Recorded data:
# # # # #

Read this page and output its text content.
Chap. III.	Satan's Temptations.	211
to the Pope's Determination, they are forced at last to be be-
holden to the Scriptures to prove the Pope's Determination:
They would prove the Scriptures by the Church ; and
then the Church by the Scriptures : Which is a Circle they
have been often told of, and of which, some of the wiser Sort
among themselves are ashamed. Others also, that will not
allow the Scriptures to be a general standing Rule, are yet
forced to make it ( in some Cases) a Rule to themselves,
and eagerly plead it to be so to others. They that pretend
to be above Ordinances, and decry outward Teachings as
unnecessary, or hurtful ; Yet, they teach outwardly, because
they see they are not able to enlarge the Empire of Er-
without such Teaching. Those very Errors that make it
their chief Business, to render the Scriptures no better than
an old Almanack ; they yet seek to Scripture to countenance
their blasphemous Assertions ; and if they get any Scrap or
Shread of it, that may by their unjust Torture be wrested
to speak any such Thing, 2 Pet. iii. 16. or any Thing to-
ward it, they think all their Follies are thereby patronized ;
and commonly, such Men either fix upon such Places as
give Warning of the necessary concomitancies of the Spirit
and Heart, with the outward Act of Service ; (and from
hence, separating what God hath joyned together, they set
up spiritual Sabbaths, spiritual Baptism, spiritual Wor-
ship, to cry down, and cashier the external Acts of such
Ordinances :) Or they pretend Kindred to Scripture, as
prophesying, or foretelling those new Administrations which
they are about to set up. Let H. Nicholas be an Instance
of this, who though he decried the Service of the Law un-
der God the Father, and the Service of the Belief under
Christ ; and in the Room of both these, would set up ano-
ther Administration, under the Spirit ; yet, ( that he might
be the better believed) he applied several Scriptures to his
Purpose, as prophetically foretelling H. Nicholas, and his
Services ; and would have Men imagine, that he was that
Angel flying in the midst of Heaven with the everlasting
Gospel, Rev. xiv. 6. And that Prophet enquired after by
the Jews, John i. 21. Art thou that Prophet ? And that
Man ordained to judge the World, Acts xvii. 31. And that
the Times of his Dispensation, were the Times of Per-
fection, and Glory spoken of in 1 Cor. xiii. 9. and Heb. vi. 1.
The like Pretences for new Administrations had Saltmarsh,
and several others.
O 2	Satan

# # # # #

EXERCISE GOAL: Look over the listing above. Pick out and copy every line that includes "Scriptures".

RESULT OF THIS EXERCISE:
holden to the Scriptures to prove the Pope's Determination:
They would prove the Scriptures by the Church ; and
then the Church by the Scriptures : Which is a Circle they
allow the Scriptures to be a general standing Rule, are yet
their chief Business, to render the Scriptures no better than
be the better believed) he applied several Scriptures to his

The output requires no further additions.